■ EXERCISE REQUIREMENTS:
Pick out each line of the records in which the word "title" appears.

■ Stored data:
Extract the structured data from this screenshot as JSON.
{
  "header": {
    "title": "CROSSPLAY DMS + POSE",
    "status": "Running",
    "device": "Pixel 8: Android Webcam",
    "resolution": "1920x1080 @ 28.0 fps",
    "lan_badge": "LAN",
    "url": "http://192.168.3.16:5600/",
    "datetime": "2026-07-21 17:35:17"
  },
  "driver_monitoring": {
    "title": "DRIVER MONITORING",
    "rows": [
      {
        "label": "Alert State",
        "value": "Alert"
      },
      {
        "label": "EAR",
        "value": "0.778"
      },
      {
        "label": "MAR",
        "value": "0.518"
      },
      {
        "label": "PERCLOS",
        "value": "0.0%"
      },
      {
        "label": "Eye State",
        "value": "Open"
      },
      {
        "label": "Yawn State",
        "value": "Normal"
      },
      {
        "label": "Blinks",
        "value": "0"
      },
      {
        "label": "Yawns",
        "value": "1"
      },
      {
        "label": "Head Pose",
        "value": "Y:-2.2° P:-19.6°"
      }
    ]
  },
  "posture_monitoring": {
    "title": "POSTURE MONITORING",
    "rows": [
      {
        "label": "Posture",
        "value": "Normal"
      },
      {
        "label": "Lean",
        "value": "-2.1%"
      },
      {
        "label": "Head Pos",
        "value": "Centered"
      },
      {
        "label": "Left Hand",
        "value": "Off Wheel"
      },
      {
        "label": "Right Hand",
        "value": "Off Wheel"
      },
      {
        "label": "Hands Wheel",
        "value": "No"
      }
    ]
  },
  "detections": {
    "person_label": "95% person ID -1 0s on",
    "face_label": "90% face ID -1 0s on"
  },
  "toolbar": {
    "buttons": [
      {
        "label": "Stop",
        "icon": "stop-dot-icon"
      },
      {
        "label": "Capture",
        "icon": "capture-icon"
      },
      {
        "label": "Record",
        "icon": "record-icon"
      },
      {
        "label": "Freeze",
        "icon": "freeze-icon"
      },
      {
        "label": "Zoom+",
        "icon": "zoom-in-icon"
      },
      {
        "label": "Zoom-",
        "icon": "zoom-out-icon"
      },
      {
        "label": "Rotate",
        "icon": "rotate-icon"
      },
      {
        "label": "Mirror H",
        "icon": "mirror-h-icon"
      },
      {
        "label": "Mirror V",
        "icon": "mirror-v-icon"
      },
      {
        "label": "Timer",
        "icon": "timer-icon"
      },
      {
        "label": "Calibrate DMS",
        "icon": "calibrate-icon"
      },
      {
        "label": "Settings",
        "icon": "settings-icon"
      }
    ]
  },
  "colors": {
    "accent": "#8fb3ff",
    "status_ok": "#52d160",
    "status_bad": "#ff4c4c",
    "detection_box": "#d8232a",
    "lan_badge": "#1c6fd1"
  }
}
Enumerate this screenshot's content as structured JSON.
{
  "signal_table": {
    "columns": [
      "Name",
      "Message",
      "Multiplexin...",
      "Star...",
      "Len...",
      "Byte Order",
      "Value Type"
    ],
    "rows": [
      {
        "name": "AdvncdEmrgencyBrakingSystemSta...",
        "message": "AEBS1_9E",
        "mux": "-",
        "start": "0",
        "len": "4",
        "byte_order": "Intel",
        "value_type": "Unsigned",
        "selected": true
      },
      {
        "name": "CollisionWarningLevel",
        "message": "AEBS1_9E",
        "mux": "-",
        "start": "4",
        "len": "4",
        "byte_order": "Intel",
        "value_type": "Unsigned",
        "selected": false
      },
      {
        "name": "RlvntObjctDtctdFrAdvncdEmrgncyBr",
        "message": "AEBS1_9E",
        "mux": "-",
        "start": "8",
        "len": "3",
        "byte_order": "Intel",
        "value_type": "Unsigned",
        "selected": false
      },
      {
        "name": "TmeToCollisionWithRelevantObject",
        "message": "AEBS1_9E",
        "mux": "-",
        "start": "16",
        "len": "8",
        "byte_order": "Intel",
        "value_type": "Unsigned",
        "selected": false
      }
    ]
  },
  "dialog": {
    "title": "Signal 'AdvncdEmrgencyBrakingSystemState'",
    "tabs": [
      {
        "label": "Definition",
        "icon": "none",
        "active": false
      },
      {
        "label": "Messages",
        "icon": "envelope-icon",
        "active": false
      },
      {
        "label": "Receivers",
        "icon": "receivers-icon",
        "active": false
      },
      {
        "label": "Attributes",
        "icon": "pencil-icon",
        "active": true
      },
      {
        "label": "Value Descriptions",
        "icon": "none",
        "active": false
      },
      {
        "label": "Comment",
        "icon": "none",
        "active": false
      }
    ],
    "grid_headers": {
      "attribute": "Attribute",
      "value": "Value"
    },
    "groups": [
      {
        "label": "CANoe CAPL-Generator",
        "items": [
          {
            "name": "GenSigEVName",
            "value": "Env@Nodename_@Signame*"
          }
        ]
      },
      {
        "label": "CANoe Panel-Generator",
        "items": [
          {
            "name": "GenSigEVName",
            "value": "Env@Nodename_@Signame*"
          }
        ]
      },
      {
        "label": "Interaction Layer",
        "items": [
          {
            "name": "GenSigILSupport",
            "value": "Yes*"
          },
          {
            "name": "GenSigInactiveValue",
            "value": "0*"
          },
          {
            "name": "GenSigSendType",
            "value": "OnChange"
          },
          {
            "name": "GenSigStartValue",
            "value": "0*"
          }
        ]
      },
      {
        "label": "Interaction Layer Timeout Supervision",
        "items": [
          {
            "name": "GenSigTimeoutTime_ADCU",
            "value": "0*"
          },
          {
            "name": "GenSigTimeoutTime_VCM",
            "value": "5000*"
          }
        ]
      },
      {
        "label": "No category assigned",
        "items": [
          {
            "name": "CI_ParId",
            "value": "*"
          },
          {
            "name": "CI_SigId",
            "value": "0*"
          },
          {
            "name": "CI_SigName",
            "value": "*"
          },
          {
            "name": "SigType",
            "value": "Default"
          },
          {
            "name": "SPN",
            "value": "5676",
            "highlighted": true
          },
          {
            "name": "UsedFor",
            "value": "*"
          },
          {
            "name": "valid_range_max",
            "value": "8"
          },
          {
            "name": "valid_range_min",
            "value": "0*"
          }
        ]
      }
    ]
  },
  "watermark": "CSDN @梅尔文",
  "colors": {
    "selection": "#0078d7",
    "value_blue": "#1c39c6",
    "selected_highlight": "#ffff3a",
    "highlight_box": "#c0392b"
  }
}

■ SOLUTION FOR THIS TASK:
    "title": "CROSSPLAY DMS + POSE",
    "title": "DRIVER MONITORING",
    "title": "POSTURE MONITORING",
    "title": "Signal 'AdvncdEmrgencyBrakingSystemState'",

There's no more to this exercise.